Recast the items below as a two-column Markdown table headed Row and Line, with a row number and one line per row, omitting blank lines. Leave the pictures out of the answer.

◆ Layout dataset entries:
####

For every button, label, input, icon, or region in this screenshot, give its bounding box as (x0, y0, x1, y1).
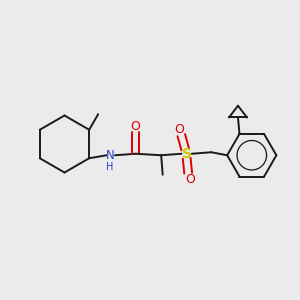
Text: N: N (106, 149, 115, 162)
Text: O: O (131, 120, 141, 133)
Text: S: S (182, 147, 192, 161)
Text: O: O (174, 123, 184, 136)
Text: H: H (106, 162, 114, 172)
Text: O: O (186, 173, 196, 186)
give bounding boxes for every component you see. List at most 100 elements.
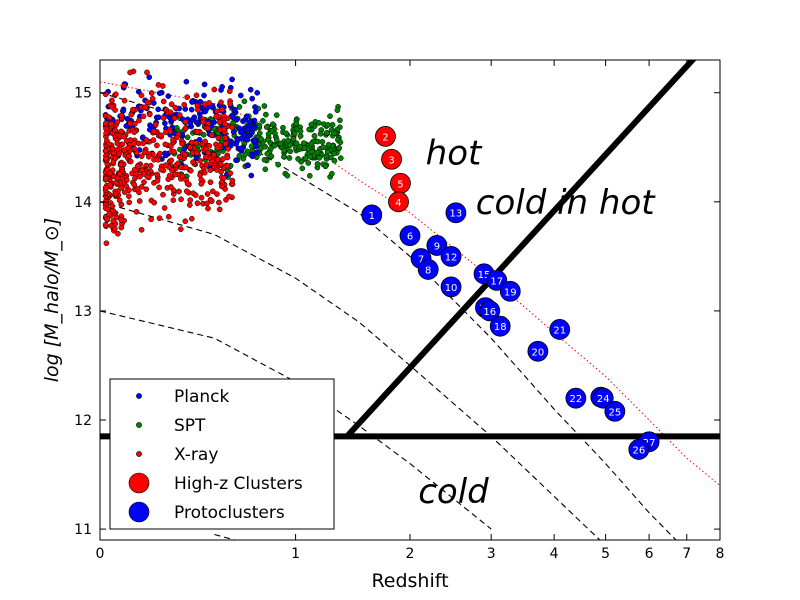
xray-point: [118, 112, 125, 119]
xray-point: [177, 226, 184, 233]
xray-point: [179, 140, 185, 147]
xray-point: [133, 208, 140, 215]
xray-point: [204, 200, 210, 207]
high-z-cluster-marker: [375, 125, 396, 147]
protocluster-18: 18: [489, 315, 511, 337]
xray-point: [151, 199, 158, 206]
xray-point: [182, 164, 189, 170]
protocluster-marker: [417, 259, 439, 280]
region-label-cold-in-hot: cold in hot: [476, 183, 656, 223]
xray-point: [168, 101, 175, 108]
xray-point: [152, 121, 159, 128]
xray-point: [194, 200, 201, 207]
protocluster-label: 10: [445, 283, 458, 294]
spt-point: [258, 136, 264, 142]
high-z-cluster-label: 5: [397, 179, 403, 190]
xray-point: [138, 92, 145, 99]
xray-point: [102, 175, 109, 182]
xray-points: [102, 68, 236, 247]
xray-point: [154, 142, 160, 149]
spt-point: [260, 117, 266, 124]
legend-entry: Planck: [136, 387, 230, 407]
high-z-cluster-label: 3: [388, 155, 394, 166]
xray-point: [121, 97, 128, 104]
x-tick-label: 5: [601, 546, 610, 562]
protocluster-marker: [592, 387, 614, 409]
spt-point: [322, 163, 329, 170]
spt-point: [264, 150, 271, 157]
xray-point: [131, 181, 138, 188]
spt-point: [283, 130, 289, 137]
xray-point: [118, 161, 124, 168]
xray-point: [114, 175, 121, 182]
xray-point: [215, 134, 222, 141]
xray-point: [222, 134, 229, 141]
xray-point: [211, 86, 218, 93]
xray-point: [204, 191, 211, 197]
protocluster-label: 25: [608, 407, 621, 418]
spt-point: [328, 154, 334, 161]
spt-point: [262, 166, 269, 173]
xray-point: [127, 69, 133, 76]
xray-point: [116, 150, 122, 157]
xray-point: [190, 159, 196, 166]
xray-point: [168, 184, 174, 190]
xray-point: [204, 125, 211, 132]
high-z-cluster-4: 4: [388, 191, 409, 213]
xray-point: [103, 147, 109, 154]
y-tick-label: 13: [74, 304, 92, 320]
spt-point: [236, 152, 243, 159]
protocluster-label: 12: [445, 252, 458, 263]
y-tick-label: 12: [74, 413, 92, 429]
xray-point: [188, 215, 195, 222]
xray-point: [209, 188, 216, 195]
legend-marker: [136, 422, 142, 428]
xray-point: [103, 155, 109, 162]
planck-point: [229, 76, 235, 83]
xray-point: [229, 124, 236, 131]
planck-point: [253, 143, 259, 150]
planck-point: [244, 162, 251, 169]
xray-point: [168, 157, 175, 164]
xray-point: [147, 162, 154, 169]
high-z-cluster-marker: [381, 148, 402, 170]
x-tick-label: 0: [96, 546, 105, 562]
xray-point: [155, 82, 162, 88]
xray-point: [202, 138, 208, 145]
spt-point: [262, 143, 269, 150]
xray-point: [219, 106, 225, 113]
protocluster-label: 8: [425, 265, 431, 276]
dotted-track: [100, 81, 720, 486]
xray-point: [140, 113, 147, 120]
xray-point: [181, 101, 188, 108]
spt-point: [242, 151, 248, 158]
y-tick-label: 15: [74, 86, 92, 102]
xray-point: [155, 156, 162, 163]
xray-point: [207, 196, 214, 203]
planck-point: [146, 74, 153, 81]
protocluster-21: 21: [549, 319, 571, 340]
xray-point: [226, 88, 233, 95]
planck-point: [253, 149, 260, 156]
xray-point: [118, 217, 124, 223]
xray-point: [118, 128, 124, 135]
xray-point: [168, 143, 174, 150]
xray-point: [160, 98, 167, 105]
planck-point: [252, 109, 259, 115]
xray-point: [184, 180, 191, 187]
xray-point: [162, 162, 169, 168]
spt-point: [261, 103, 268, 109]
protocluster-marker: [604, 400, 626, 422]
spt-point: [337, 155, 344, 161]
xray-point: [187, 144, 193, 150]
xray-point: [173, 134, 180, 141]
legend-box: [109, 378, 335, 530]
xray-point: [222, 121, 228, 127]
legend-entry: SPT: [136, 416, 206, 436]
xray-point: [176, 188, 182, 195]
xray-point: [103, 240, 110, 247]
xray-point: [224, 154, 231, 161]
spt-point: [293, 120, 299, 127]
planck-point: [201, 92, 207, 99]
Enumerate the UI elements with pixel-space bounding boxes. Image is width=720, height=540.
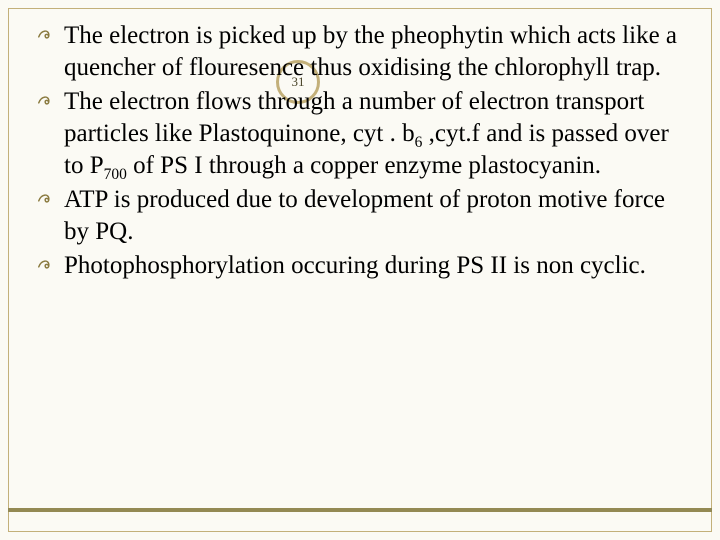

####

◆ RESPONSE TO THIS TASK:
| Row | Line |
|---|---|
| 1 | For every button, label, input, icon, or region in this screenshot, give its bounding box as (x0, y0, x1, y1). |
| 2 | Text: N: N (106, 149, 115, 162) |
| 3 | Text: O: O (131, 120, 141, 133) |
| 4 | Text: S: S (182, 147, 192, 161) |
| 5 | Text: O: O (174, 123, 184, 136) |
| 6 | Text: H: H (106, 162, 114, 172) |
| 7 | Text: O: O (186, 173, 196, 186) |
| 8 | give bounding boxes for every component you see. List at most 100 elements. |
| 9 | xray-point: [118, 112, 125, 119] |
| 10 | xray-point: [177, 226, 184, 233] |
| 11 | xray-point: [179, 140, 185, 147] |
| 12 | xray-point: [133, 208, 140, 215] |
| 13 | xray-point: [204, 200, 210, 207] |
| 14 | high-z-cluster-marker: [375, 125, 396, 147] |
| 15 | protocluster-18: 18: [489, 315, 511, 337] |
| 16 | xray-point: [151, 199, 158, 206] |
| 17 | xray-point: [182, 164, 189, 170] |
| 18 | protocluster-marker: [417, 259, 439, 280] |
| 19 | region-label-cold-in-hot: cold in hot: [476, 183, 656, 223] |
| 20 | xray-point: [168, 101, 175, 108] |
| 21 | xray-point: [152, 121, 159, 128] |
| 22 | xray-point: [194, 200, 201, 207] |
| 23 | protocluster-label: 10: [445, 283, 458, 294] |
| 24 | spt-point: [258, 136, 264, 142] |
| 25 | high-z-cluster-label: 5: [397, 179, 403, 190] |
| 26 | xray-point: [138, 92, 145, 99] |
| 27 | xray-point: [102, 175, 109, 182] |
| 28 | xray-points: [102, 68, 236, 247] |
| 29 | xray-point: [154, 142, 160, 149] |
| 30 | spt-point: [260, 117, 266, 124] |
| 31 | legend-entry: Planck: [136, 387, 230, 407] |
| 32 | high-z-cluster-label: 3: [388, 155, 394, 166] |
| 33 | xray-point: [121, 97, 128, 104] |
| 34 | x-tick-label: 5: [601, 546, 610, 562] |
| 35 | protocluster-marker: [592, 387, 614, 409] |
| 36 | spt-point: [322, 163, 329, 170] |
| 37 | spt-point: [264, 150, 271, 157] |
| 38 | xray-point: [131, 181, 138, 188] |
| 39 | spt-point: [283, 130, 289, 137] |
| 40 | xray-point: [118, 161, 124, 168] |
| 41 | xray-point: [114, 175, 121, 182] |
| 42 | xray-point: [215, 134, 222, 141] |
| 43 | xray-point: [222, 134, 229, 141] |
| 44 | xray-point: [211, 86, 218, 93] |
| 45 | xray-point: [204, 191, 211, 197] |
| 46 | protocluster-label: 25: [608, 407, 621, 418] |
| 47 | spt-point: [328, 154, 334, 161] |
| 48 | spt-point: [262, 166, 269, 173] |
| 49 | xray-point: [127, 69, 133, 76] |
| 50 | xray-point: [116, 150, 122, 157] |
| 51 | xray-point: [190, 159, 196, 166] |
| 52 | xray-point: [168, 184, 174, 190] |
| 53 | xray-point: [204, 125, 211, 132] |
| 54 | high-z-cluster-4: 4: [388, 191, 409, 213] |
| 55 | xray-point: [103, 147, 109, 154] |
| 56 | y-tick-label: 13: [74, 304, 92, 320] |
| 57 | spt-point: [236, 152, 243, 159] |
| 58 | protocluster-label: 12: [445, 252, 458, 263] |
| 59 | y-tick-label: 12: [74, 413, 92, 429] |
| 60 | xray-point: [188, 215, 195, 222] |
| 61 | xray-point: [209, 188, 216, 195] |
| 62 | legend-marker: [136, 422, 142, 428] |
| 63 | xray-point: [103, 155, 109, 162] |
| 64 | planck-point: [229, 76, 235, 83] |
| 65 | xray-point: [229, 124, 236, 131] |
| 66 | planck-point: [253, 143, 259, 150] |
| 67 | planck-point: [244, 162, 251, 169] |
| 68 | xray-point: [168, 157, 175, 164] |
| 69 | xray-point: [147, 162, 154, 169] |
| 70 | high-z-cluster-marker: [381, 148, 402, 170] |
| 71 | x-tick-label: 0: [96, 546, 105, 562] |
| 72 | xray-point: [155, 82, 162, 88] |
| 73 | xray-point: [202, 138, 208, 145] |
| 74 | spt-point: [262, 143, 269, 150] |
| 75 | xray-point: [219, 106, 225, 113] |
| 76 | protocluster-label: 8: [425, 265, 431, 276] |
| 77 | dotted-track: [100, 81, 720, 486] |
| 78 | xray-point: [140, 113, 147, 120] |
| 79 | xray-point: [181, 101, 188, 108] |
| 80 | spt-point: [242, 151, 248, 158] |
| 81 | y-tick-label: 15: [74, 86, 92, 102] |
| 82 | xray-point: [155, 156, 162, 163] |
| 83 | xray-point: [207, 196, 214, 203] |
| 84 | planck-point: [146, 74, 153, 81] |
| 85 | protocluster-21: 21: [549, 319, 571, 340] |
| 86 | xray-point: [226, 88, 233, 95] |
| 87 | planck-point: [253, 149, 260, 156] |
| 88 | xray-point: [118, 217, 124, 223] |
| 89 | xray-point: [118, 128, 124, 135] |
| 90 | xray-point: [168, 143, 174, 150] |
| 91 | xray-point: [160, 98, 167, 105] |
| 92 | planck-point: [252, 109, 259, 115] |
| 93 | xray-point: [184, 180, 191, 187] |
| 94 | xray-point: [162, 162, 169, 168] |
| 95 | spt-point: [261, 103, 268, 109] |
| 96 | protocluster-marker: [604, 400, 626, 422] |
| 97 | spt-point: [337, 155, 344, 161] |
| 98 | xray-point: [187, 144, 193, 150] |
| 99 | xray-point: [173, 134, 180, 141] |
| 100 | legend-box: [109, 378, 335, 530] |
| 101 | xray-point: [222, 121, 228, 127] |
| 102 | legend-entry: SPT: [136, 416, 206, 436] |
| 103 | xray-point: [176, 188, 182, 195] |
| 104 | xray-point: [103, 240, 110, 247] |
| 105 | xray-point: [224, 154, 231, 161] |
| 106 | spt-point: [293, 120, 299, 127] |
| 107 | planck-point: [201, 92, 207, 99] |
| 108 | Enumerate the UI elements with pixel-space bounding boxes. Image is width=720, height=540. |